Dataset excerpts —
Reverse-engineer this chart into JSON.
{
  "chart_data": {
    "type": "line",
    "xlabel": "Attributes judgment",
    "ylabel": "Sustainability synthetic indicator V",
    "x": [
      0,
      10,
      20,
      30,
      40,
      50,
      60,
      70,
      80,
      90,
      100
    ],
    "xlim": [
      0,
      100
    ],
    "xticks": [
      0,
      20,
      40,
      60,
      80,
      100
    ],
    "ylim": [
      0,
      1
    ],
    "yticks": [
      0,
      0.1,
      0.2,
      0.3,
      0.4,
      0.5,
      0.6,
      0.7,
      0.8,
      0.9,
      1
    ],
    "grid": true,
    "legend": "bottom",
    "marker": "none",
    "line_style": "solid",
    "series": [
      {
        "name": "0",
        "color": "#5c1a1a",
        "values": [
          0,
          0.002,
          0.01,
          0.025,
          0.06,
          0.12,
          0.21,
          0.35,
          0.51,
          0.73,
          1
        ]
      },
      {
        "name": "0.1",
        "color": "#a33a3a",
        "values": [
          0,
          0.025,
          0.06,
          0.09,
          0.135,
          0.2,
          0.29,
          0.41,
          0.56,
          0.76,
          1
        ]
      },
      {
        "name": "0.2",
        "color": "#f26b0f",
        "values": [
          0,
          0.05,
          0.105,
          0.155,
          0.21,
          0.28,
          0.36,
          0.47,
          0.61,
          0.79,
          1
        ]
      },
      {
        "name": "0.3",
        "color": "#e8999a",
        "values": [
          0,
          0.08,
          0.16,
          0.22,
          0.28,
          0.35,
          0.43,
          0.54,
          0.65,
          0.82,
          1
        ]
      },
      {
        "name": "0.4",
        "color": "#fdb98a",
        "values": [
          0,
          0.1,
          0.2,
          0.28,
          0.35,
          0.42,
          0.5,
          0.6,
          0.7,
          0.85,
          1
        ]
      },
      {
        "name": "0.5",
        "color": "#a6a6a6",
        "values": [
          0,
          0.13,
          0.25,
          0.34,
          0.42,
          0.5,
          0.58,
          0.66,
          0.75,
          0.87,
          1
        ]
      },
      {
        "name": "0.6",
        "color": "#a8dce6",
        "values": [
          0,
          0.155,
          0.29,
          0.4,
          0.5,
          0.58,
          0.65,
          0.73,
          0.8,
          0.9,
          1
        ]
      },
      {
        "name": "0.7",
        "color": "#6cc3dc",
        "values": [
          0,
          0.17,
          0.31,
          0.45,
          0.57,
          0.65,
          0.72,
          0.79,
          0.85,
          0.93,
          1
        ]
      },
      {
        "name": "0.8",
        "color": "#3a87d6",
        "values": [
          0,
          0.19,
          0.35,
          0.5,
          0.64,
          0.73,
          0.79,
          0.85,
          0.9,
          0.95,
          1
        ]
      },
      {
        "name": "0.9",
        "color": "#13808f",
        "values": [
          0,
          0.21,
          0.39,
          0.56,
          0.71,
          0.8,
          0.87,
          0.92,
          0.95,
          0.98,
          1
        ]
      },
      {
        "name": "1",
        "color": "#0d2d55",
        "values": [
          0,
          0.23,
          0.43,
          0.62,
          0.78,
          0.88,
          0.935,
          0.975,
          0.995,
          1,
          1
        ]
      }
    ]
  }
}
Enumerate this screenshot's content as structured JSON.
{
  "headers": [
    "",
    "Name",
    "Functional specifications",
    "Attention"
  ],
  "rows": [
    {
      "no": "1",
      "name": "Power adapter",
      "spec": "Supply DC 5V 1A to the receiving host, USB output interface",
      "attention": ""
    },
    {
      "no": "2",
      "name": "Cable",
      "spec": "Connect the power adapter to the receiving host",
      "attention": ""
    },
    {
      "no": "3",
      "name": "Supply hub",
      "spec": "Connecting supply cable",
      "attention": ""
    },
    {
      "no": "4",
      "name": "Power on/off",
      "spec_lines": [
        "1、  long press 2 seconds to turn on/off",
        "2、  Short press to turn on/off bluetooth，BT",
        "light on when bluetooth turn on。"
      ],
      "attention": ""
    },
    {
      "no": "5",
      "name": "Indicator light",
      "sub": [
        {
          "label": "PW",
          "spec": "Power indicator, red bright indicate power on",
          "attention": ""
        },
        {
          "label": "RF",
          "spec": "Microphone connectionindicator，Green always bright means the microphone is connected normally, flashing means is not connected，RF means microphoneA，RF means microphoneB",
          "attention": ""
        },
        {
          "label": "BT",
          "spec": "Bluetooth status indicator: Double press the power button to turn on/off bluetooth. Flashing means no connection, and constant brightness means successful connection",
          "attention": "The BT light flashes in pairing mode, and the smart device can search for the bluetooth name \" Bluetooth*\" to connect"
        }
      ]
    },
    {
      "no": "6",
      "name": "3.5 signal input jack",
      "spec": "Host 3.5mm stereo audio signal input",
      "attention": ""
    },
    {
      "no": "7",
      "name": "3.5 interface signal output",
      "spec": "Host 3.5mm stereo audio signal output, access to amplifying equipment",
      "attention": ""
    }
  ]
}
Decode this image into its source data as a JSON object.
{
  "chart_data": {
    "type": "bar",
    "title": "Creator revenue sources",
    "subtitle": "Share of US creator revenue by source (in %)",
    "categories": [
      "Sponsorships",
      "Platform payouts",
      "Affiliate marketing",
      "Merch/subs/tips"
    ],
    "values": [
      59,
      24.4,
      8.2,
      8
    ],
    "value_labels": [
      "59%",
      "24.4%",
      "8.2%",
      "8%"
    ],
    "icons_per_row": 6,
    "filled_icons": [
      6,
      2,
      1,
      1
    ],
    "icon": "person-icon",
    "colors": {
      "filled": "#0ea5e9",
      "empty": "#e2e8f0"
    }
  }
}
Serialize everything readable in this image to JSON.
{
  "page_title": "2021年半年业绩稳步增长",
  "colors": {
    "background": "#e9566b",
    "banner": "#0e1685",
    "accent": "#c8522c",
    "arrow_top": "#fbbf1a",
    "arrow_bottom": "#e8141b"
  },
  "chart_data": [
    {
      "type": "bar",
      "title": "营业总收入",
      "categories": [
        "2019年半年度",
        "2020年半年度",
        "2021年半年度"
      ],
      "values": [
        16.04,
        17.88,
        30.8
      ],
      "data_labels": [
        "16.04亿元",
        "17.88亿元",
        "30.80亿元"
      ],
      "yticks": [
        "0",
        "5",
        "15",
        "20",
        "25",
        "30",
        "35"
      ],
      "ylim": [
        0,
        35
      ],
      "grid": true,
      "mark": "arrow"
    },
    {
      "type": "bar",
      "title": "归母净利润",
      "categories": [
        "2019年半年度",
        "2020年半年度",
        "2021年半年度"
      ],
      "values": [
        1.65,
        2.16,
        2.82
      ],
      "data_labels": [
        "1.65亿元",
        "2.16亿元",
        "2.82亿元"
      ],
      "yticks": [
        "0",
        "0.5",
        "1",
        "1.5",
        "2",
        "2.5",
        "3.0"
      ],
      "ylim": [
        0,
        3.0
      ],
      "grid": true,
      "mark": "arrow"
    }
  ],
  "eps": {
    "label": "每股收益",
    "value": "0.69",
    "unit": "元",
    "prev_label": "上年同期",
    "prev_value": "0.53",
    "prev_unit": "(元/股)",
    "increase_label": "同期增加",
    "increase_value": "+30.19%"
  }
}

What is needed —
Type out the whole listing above again, exactly as it stands.

Output —
Reverse-engineer this chart into JSON.
{
  "chart_data": {
    "type": "line",
    "xlabel": "Attributes judgment",
    "ylabel": "Sustainability synthetic indicator V",
    "x": [
      0,
      10,
      20,
      30,
      40,
      50,
      60,
      70,
      80,
      90,
      100
    ],
    "xlim": [
      0,
      100
    ],
    "xticks": [
      0,
      20,
      40,
      60,
      80,
      100
    ],
    "ylim": [
      0,
      1
    ],
    "yticks": [
      0,
      0.1,
      0.2,
      0.3,
      0.4,
      0.5,
      0.6,
      0.7,
      0.8,
      0.9,
      1
    ],
    "grid": true,
    "legend": "bottom",
    "marker": "none",
    "line_style": "solid",
    "series": [
      {
        "name": "0",
        "color": "#5c1a1a",
        "values": [
          0,
          0.002,
          0.01,
          0.025,
          0.06,
          0.12,
          0.21,
          0.35,
          0.51,
          0.73,
          1
        ]
      },
      {
        "name": "0.1",
        "color": "#a33a3a",
        "values": [
          0,
          0.025,
          0.06,
          0.09,
          0.135,
          0.2,
          0.29,
          0.41,
          0.56,
          0.76,
          1
        ]
      },
      {
        "name": "0.2",
        "color": "#f26b0f",
        "values": [
          0,
          0.05,
          0.105,
          0.155,
          0.21,
          0.28,
          0.36,
          0.47,
          0.61,
          0.79,
          1
        ]
      },
      {
        "name": "0.3",
        "color": "#e8999a",
        "values": [
          0,
          0.08,
          0.16,
          0.22,
          0.28,
          0.35,
          0.43,
          0.54,
          0.65,
          0.82,
          1
        ]
      },
      {
        "name": "0.4",
        "color": "#fdb98a",
        "values": [
          0,
          0.1,
          0.2,
          0.28,
          0.35,
          0.42,
          0.5,
          0.6,
          0.7,
          0.85,
          1
        ]
      },
      {
        "name": "0.5",
        "color": "#a6a6a6",
        "values": [
          0,
          0.13,
          0.25,
          0.34,
          0.42,
          0.5,
          0.58,
          0.66,
          0.75,
          0.87,
          1
        ]
      },
      {
        "name": "0.6",
        "color": "#a8dce6",
        "values": [
          0,
          0.155,
          0.29,
          0.4,
          0.5,
          0.58,
          0.65,
          0.73,
          0.8,
          0.9,
          1
        ]
      },
      {
        "name": "0.7",
        "color": "#6cc3dc",
        "values": [
          0,
          0.17,
          0.31,
          0.45,
          0.57,
          0.65,
          0.72,
          0.79,
          0.85,
          0.93,
          1
        ]
      },
      {
        "name": "0.8",
        "color": "#3a87d6",
        "values": [
          0,
          0.19,
          0.35,
          0.5,
          0.64,
          0.73,
          0.79,
          0.85,
          0.9,
          0.95,
          1
        ]
      },
      {
        "name": "0.9",
        "color": "#13808f",
        "values": [
          0,
          0.21,
          0.39,
          0.56,
          0.71,
          0.8,
          0.87,
          0.92,
          0.95,
          0.98,
          1
        ]
      },
      {
        "name": "1",
        "color": "#0d2d55",
        "values": [
          0,
          0.23,
          0.43,
          0.62,
          0.78,
          0.88,
          0.935,
          0.975,
          0.995,
          1,
          1
        ]
      }
    ]
  }
}
Enumerate this screenshot's content as structured JSON.
{
  "headers": [
    "",
    "Name",
    "Functional specifications",
    "Attention"
  ],
  "rows": [
    {
      "no": "1",
      "name": "Power adapter",
      "spec": "Supply DC 5V 1A to the receiving host, USB output interface",
      "attention": ""
    },
    {
      "no": "2",
      "name": "Cable",
      "spec": "Connect the power adapter to the receiving host",
      "attention": ""
    },
    {
      "no": "3",
      "name": "Supply hub",
      "spec": "Connecting supply cable",
      "attention": ""
    },
    {
      "no": "4",
      "name": "Power on/off",
      "spec_lines": [
        "1、  long press 2 seconds to turn on/off",
        "2、  Short press to turn on/off bluetooth，BT",
        "light on when bluetooth turn on。"
      ],
      "attention": ""
    },
    {
      "no": "5",
      "name": "Indicator light",
      "sub": [
        {
          "label": "PW",
          "spec": "Power indicator, red bright indicate power on",
          "attention": ""
        },
        {
          "label": "RF",
          "spec": "Microphone connectionindicator，Green always bright means the microphone is connected normally, flashing means is not connected，RF means microphoneA，RF means microphoneB",
          "attention": ""
        },
        {
          "label": "BT",
          "spec": "Bluetooth status indicator: Double press the power button to turn on/off bluetooth. Flashing means no connection, and constant brightness means successful connection",
          "attention": "The BT light flashes in pairing mode, and the smart device can search for the bluetooth name \" Bluetooth*\" to connect"
        }
      ]
    },
    {
      "no": "6",
      "name": "3.5 signal input jack",
      "spec": "Host 3.5mm stereo audio signal input",
      "attention": ""
    },
    {
      "no": "7",
      "name": "3.5 interface signal output",
      "spec": "Host 3.5mm stereo audio signal output, access to amplifying equipment",
      "attention": ""
    }
  ]
}
Decode this image into its source data as a JSON object.
{
  "chart_data": {
    "type": "bar",
    "title": "Creator revenue sources",
    "subtitle": "Share of US creator revenue by source (in %)",
    "categories": [
      "Sponsorships",
      "Platform payouts",
      "Affiliate marketing",
      "Merch/subs/tips"
    ],
    "values": [
      59,
      24.4,
      8.2,
      8
    ],
    "value_labels": [
      "59%",
      "24.4%",
      "8.2%",
      "8%"
    ],
    "icons_per_row": 6,
    "filled_icons": [
      6,
      2,
      1,
      1
    ],
    "icon": "person-icon",
    "colors": {
      "filled": "#0ea5e9",
      "empty": "#e2e8f0"
    }
  }
}
Serialize everything readable in this image to JSON.
{
  "page_title": "2021年半年业绩稳步增长",
  "colors": {
    "background": "#e9566b",
    "banner": "#0e1685",
    "accent": "#c8522c",
    "arrow_top": "#fbbf1a",
    "arrow_bottom": "#e8141b"
  },
  "chart_data": [
    {
      "type": "bar",
      "title": "营业总收入",
      "categories": [
        "2019年半年度",
        "2020年半年度",
        "2021年半年度"
      ],
      "values": [
        16.04,
        17.88,
        30.8
      ],
      "data_labels": [
        "16.04亿元",
        "17.88亿元",
        "30.80亿元"
      ],
      "yticks": [
        "0",
        "5",
        "15",
        "20",
        "25",
        "30",
        "35"
      ],
      "ylim": [
        0,
        35
      ],
      "grid": true,
      "mark": "arrow"
    },
    {
      "type": "bar",
      "title": "归母净利润",
      "categories": [
        "2019年半年度",
        "2020年半年度",
        "2021年半年度"
      ],
      "values": [
        1.65,
        2.16,
        2.82
      ],
      "data_labels": [
        "1.65亿元",
        "2.16亿元",
        "2.82亿元"
      ],
      "yticks": [
        "0",
        "0.5",
        "1",
        "1.5",
        "2",
        "2.5",
        "3.0"
      ],
      "ylim": [
        0,
        3.0
      ],
      "grid": true,
      "mark": "arrow"
    }
  ],
  "eps": {
    "label": "每股收益",
    "value": "0.69",
    "unit": "元",
    "prev_label": "上年同期",
    "prev_value": "0.53",
    "prev_unit": "(元/股)",
    "increase_label": "同期增加",
    "increase_value": "+30.19%"
  }
}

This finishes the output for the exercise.